• [WRITTEN INSTRUCTION]: From the entries below, count the lines with "inline". Write only the count.

[Data entries]
##############################

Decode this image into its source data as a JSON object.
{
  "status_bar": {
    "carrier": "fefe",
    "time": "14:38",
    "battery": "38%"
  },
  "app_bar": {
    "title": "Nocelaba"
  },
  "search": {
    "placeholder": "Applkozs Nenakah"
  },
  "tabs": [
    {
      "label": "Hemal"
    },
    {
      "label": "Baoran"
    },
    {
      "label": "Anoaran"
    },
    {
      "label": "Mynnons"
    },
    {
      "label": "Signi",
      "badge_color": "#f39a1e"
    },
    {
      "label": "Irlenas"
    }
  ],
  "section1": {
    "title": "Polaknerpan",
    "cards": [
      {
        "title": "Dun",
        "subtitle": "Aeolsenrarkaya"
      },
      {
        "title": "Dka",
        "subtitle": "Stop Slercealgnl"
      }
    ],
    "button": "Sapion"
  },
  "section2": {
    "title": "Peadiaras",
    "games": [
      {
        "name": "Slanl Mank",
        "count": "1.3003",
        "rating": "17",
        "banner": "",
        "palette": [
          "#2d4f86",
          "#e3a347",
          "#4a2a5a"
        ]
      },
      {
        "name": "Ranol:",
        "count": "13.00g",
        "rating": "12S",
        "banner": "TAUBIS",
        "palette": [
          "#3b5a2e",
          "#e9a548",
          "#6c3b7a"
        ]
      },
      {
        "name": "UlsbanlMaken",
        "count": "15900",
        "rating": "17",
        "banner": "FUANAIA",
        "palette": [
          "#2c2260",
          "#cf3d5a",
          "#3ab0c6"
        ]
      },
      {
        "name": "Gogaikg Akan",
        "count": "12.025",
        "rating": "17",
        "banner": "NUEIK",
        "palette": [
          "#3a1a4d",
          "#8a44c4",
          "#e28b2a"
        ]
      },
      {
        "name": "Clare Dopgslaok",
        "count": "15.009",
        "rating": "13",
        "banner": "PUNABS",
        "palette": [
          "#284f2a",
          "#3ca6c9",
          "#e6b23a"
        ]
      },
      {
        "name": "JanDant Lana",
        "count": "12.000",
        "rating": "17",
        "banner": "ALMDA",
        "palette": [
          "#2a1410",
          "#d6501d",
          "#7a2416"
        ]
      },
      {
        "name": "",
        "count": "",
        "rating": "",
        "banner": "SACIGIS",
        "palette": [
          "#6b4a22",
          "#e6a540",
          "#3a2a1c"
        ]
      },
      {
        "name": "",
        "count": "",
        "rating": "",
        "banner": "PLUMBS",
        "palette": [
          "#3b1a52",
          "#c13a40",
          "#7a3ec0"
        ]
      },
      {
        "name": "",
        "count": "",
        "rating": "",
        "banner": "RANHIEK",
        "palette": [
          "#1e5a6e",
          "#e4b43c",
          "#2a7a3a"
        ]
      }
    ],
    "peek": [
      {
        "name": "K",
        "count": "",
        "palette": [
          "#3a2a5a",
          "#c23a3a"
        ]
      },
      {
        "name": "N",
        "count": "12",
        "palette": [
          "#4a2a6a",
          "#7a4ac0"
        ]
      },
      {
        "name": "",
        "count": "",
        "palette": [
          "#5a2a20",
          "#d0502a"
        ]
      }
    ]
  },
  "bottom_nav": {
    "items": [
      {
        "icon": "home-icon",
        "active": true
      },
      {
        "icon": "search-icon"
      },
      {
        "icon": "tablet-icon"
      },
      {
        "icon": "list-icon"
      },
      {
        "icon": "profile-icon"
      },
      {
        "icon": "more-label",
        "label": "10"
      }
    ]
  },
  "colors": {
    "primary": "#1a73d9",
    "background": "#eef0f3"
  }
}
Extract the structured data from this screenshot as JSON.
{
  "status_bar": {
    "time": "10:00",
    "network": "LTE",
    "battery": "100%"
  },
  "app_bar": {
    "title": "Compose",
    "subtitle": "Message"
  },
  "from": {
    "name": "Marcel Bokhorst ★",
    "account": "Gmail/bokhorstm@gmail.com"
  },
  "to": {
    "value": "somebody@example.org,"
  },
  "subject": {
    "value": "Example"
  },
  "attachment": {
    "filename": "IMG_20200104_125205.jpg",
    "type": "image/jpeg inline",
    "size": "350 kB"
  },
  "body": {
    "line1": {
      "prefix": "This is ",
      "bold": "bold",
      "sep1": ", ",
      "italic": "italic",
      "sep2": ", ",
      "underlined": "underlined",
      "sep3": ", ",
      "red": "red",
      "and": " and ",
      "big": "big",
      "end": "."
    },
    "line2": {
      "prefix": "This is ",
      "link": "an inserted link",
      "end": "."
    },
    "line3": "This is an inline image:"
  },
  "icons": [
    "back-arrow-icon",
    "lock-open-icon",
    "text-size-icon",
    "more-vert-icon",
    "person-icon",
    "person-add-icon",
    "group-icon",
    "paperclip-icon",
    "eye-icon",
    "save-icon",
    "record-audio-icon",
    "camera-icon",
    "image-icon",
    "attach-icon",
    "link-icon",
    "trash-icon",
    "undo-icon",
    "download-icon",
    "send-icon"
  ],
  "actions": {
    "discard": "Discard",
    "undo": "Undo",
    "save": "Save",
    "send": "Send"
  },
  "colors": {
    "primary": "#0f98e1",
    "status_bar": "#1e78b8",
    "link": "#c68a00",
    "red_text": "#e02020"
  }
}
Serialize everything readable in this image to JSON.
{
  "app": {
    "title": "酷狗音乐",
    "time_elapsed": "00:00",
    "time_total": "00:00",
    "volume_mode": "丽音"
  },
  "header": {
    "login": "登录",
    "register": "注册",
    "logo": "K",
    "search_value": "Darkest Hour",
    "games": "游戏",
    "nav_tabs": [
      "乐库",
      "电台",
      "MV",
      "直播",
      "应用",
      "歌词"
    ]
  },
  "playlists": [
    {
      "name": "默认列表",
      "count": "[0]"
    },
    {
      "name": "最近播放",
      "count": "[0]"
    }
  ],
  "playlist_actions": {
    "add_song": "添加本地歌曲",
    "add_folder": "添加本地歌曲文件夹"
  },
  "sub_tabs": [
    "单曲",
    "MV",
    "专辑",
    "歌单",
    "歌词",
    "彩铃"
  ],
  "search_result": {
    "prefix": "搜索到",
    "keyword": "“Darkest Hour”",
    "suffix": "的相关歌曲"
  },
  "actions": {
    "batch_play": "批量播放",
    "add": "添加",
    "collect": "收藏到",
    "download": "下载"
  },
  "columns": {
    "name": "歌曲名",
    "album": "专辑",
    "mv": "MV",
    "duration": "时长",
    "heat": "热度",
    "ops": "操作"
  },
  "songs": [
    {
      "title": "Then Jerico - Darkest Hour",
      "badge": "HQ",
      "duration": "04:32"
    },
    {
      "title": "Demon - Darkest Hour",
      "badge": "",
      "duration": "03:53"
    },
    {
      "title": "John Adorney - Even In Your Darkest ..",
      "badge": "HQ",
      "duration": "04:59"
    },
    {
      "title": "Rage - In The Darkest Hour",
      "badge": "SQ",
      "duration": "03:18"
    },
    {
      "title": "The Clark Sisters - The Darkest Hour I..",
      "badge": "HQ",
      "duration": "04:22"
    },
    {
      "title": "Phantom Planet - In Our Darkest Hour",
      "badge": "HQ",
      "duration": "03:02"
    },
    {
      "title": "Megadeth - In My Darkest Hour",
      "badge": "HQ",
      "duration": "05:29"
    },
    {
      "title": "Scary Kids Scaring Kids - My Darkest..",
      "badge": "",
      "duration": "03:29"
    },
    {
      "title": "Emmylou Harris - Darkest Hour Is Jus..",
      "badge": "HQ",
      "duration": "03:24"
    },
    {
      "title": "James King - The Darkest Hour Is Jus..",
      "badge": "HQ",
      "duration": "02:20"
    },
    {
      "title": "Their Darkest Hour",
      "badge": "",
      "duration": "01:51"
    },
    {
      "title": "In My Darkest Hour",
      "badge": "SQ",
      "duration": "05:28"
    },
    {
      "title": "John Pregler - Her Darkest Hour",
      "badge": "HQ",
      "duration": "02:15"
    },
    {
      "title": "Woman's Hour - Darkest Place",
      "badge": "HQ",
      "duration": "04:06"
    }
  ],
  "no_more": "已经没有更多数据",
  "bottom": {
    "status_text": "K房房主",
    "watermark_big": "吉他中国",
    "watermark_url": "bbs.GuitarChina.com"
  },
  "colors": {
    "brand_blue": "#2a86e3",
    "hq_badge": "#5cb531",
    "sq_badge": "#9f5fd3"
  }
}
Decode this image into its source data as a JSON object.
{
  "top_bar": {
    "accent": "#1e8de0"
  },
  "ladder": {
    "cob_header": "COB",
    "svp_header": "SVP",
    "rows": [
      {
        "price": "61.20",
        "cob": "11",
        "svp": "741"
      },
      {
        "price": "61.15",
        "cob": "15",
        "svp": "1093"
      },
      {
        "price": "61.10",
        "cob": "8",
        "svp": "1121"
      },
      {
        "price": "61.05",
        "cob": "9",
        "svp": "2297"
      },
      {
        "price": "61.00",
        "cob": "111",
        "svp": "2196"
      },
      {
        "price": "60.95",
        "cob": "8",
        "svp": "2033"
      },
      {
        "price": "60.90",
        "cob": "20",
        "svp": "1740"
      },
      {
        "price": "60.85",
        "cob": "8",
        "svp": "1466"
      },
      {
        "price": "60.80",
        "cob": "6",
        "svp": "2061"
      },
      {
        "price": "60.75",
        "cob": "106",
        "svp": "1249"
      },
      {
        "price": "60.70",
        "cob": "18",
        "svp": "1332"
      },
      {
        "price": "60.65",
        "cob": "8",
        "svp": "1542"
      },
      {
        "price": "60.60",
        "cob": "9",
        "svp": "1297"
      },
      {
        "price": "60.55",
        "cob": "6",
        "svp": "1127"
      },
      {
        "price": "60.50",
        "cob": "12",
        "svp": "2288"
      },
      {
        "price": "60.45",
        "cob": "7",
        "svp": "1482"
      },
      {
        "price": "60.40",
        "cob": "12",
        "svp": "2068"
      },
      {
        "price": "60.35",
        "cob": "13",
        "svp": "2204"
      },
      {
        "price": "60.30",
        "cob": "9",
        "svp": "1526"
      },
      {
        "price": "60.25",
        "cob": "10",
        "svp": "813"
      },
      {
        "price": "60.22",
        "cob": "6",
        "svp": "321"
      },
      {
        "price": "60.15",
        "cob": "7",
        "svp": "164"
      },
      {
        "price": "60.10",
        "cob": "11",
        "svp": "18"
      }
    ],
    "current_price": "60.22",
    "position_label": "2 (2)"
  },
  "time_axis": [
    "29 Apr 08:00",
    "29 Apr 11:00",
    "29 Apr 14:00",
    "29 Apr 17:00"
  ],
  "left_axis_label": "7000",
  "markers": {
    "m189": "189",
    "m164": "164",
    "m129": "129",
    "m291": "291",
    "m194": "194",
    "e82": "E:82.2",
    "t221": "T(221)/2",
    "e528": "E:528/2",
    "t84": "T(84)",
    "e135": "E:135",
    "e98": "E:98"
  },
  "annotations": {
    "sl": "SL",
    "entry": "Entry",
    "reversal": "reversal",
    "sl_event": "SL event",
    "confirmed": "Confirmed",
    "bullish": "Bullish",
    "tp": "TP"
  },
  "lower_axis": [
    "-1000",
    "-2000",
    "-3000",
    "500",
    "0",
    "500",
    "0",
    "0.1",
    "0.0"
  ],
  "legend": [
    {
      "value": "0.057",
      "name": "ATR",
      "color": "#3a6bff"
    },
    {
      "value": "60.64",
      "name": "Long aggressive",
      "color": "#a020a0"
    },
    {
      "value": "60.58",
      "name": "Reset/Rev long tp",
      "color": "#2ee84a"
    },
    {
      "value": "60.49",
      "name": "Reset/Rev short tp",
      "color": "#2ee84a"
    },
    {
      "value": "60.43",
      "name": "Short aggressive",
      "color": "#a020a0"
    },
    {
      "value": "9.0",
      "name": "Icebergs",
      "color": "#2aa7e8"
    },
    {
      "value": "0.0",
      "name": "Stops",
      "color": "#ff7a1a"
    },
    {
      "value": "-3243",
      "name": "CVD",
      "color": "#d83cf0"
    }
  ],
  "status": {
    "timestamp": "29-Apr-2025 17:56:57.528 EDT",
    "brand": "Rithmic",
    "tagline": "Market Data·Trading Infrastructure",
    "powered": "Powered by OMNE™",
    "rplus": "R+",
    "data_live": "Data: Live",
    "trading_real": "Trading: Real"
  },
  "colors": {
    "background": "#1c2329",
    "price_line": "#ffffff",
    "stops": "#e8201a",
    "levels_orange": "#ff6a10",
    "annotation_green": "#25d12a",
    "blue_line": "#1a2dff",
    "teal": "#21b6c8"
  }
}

##############################

• [RESPONSE]: 2